BEGIN Text
In the
last edition we made an introduction to CT where we discussed how a CT image is
formed, the component parts of a CT scanner, and the generations of a CT
scanner. In the module, we shall discus the CT scan of the brain. For want of
space, we shall skip sectional anatomy of the brain. Please refer to your
anatomy textbook for a review of sectional anatomy of the head. We are going to talk about
- Clinical
indication
- Contra-indication
- Patient
preparation
- Scanning
protocols/ parameters
- Scanning
procedures
- Image
review
- Post
processing
- After
care for patients
INDICATION
Brain aneurysm Stroke
Hemorrhage Brain infections/ meningitis
Hydrocephalus Arteriovenous
malformation
Head injury Birth defect
Seizures Space occupying lesions
Metastasis severe headache
Abnormal bone formation etc
CONTRA-INDICATIONS
For
every medical examination requiring ionizing radiation, the Radiographer must
ensure that the examination is of good medical benefits before carrying out the
procedures. It is standard practice to only accept patients referred for
radio-diagnosis by the physician.
Risk of
harm from ionizing radiation and adverse reaction from administering iodine
contrast are the two major concerns in Computed tomography. Other minor
contra-indications include claustrophobia while harm from ionizing radiation to
pregnancy hinders administering CT to pregnant women.
However,
the general rule is to weigh the benefit with the risks involved and where the
benefit outweighs the risk, it is advisable to go ahead with the examination.
Precautions are taken to keep radiation to fetus to the barest minimum and
where risk of contrast reaction is suspected, adequate emergency medications
are kept within reach.
SCANING PROTOCOLS
Most
scanners have preset protocols for scans of specific regions. However, a
radiographer must be aware of these protocols and when necessary, make
adjustments for optimal results.
END Text
Work instruction A: In the CT brain scan text, what are the two major concerns in computed tomography?
Work instruction B: Reproduce the passage of the CT brain scan text between "Precautions are taken" and "kept within reach.", inclusive.
The records bear no relation to the CT brain scan text.
BEGIN Supplied material
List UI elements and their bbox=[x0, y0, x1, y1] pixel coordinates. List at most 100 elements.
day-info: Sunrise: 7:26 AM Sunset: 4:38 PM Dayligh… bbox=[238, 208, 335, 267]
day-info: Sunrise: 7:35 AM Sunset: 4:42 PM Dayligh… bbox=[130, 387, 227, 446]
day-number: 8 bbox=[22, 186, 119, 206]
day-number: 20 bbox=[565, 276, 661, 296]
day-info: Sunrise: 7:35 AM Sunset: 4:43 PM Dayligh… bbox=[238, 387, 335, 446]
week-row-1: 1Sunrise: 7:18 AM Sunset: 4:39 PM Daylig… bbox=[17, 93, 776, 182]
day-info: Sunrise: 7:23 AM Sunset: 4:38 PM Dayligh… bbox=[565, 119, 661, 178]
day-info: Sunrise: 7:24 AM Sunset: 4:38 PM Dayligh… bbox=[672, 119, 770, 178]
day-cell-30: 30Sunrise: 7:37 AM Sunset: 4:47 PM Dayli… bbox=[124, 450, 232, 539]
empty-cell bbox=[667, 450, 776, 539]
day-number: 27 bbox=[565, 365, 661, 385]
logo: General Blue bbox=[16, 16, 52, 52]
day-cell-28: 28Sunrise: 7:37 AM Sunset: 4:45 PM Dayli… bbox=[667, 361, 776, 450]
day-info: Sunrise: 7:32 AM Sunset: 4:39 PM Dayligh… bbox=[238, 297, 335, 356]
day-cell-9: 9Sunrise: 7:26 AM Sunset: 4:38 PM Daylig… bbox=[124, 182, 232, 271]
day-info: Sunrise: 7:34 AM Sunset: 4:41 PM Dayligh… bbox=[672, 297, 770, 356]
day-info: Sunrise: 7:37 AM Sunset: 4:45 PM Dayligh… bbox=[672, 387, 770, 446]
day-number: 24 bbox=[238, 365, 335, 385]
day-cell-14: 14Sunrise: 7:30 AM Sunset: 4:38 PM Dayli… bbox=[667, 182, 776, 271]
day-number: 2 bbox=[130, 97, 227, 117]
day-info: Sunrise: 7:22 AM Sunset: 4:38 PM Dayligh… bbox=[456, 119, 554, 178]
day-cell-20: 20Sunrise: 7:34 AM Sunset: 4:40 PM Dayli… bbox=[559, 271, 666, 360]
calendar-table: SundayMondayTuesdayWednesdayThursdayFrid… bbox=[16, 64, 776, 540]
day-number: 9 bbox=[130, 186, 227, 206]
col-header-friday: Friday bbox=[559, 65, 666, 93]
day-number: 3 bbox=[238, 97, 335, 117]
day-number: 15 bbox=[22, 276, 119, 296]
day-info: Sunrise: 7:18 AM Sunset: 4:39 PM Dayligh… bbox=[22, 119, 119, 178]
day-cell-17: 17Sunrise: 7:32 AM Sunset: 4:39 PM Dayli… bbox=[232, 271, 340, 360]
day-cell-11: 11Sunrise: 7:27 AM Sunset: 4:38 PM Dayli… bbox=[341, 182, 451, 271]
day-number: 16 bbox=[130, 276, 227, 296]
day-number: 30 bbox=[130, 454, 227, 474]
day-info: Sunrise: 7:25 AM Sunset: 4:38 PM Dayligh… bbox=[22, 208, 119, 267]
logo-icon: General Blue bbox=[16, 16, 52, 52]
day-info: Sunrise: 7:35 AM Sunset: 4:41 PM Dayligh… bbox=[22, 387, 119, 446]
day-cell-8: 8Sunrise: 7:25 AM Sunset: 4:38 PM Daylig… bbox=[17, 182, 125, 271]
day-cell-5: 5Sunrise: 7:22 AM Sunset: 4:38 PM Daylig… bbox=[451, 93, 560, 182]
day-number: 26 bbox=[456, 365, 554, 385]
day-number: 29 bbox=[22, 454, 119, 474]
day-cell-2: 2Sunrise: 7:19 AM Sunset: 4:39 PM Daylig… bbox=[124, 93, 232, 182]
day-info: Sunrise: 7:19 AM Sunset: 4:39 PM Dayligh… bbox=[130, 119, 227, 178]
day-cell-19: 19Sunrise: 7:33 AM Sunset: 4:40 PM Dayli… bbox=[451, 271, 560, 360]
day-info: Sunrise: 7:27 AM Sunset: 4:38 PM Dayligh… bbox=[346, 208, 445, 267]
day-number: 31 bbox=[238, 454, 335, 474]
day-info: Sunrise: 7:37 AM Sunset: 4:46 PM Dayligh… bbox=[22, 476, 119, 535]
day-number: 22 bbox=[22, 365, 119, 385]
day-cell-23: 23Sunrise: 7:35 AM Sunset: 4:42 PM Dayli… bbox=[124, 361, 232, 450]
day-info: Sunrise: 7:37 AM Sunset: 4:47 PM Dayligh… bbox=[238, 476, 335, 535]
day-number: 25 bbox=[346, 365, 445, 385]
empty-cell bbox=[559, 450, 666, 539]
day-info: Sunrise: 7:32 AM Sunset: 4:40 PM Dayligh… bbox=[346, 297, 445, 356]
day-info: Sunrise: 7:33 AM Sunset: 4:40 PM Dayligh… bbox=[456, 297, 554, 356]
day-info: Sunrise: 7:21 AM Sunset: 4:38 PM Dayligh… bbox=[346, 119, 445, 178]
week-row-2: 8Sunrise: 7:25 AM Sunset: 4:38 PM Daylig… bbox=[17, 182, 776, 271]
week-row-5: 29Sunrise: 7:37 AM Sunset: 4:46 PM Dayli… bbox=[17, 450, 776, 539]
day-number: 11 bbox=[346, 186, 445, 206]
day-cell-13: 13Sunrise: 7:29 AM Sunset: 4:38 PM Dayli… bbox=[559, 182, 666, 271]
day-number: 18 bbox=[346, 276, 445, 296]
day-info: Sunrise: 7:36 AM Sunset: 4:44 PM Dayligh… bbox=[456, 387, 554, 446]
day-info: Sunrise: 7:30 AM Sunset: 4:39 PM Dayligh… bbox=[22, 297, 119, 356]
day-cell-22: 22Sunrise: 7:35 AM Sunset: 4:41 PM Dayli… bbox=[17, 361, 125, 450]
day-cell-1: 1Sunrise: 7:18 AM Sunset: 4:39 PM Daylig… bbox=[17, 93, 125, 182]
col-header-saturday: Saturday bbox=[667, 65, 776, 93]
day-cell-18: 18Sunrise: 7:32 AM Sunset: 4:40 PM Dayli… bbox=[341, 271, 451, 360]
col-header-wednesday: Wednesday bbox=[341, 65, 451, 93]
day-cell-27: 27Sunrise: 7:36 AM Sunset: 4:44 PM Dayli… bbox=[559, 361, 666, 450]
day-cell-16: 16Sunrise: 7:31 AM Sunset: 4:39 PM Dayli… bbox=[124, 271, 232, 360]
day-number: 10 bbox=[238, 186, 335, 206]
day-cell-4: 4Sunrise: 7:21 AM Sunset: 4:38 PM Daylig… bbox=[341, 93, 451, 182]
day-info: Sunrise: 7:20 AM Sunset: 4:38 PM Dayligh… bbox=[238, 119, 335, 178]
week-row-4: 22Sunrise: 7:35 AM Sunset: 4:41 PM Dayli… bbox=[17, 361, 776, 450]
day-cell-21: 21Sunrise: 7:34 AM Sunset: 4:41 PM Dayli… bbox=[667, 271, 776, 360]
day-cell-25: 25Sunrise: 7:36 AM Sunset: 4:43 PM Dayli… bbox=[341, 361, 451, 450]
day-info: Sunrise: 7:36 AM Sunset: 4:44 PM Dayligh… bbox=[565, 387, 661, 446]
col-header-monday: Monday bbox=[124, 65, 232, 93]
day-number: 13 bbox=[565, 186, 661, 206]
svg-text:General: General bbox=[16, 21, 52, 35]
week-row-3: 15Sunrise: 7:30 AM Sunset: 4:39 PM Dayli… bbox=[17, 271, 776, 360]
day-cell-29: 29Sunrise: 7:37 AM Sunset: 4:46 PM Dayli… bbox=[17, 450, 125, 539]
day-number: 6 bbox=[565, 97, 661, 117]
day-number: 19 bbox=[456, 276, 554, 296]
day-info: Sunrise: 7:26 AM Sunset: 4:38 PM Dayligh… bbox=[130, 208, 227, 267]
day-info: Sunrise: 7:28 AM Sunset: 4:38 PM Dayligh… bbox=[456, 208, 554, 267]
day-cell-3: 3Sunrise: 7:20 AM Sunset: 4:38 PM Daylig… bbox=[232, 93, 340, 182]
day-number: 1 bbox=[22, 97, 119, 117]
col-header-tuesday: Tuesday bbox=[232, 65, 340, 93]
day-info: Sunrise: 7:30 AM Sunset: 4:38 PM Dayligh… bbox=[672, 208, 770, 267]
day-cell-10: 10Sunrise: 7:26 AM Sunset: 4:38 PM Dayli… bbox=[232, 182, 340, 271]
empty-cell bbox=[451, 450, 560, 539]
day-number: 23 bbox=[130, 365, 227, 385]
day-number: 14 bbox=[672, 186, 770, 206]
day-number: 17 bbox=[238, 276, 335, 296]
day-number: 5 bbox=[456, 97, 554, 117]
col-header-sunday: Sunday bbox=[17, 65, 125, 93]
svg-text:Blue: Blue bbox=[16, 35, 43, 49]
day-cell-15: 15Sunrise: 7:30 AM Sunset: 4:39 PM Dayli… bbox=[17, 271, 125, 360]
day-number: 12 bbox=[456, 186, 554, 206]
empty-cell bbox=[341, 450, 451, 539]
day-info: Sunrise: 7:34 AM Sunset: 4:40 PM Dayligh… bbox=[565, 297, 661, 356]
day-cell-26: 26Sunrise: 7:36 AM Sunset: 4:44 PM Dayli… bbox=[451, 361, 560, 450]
END Supplied material
Task output A: Risk of harm from ionizing radiation and adverse reaction from administering iodine contrast.

Task output B:
Precautions are taken to keep radiation to fetus to the barest minimum and
where risk of contrast reaction is suspected, adequate emergency medications
are kept within reach.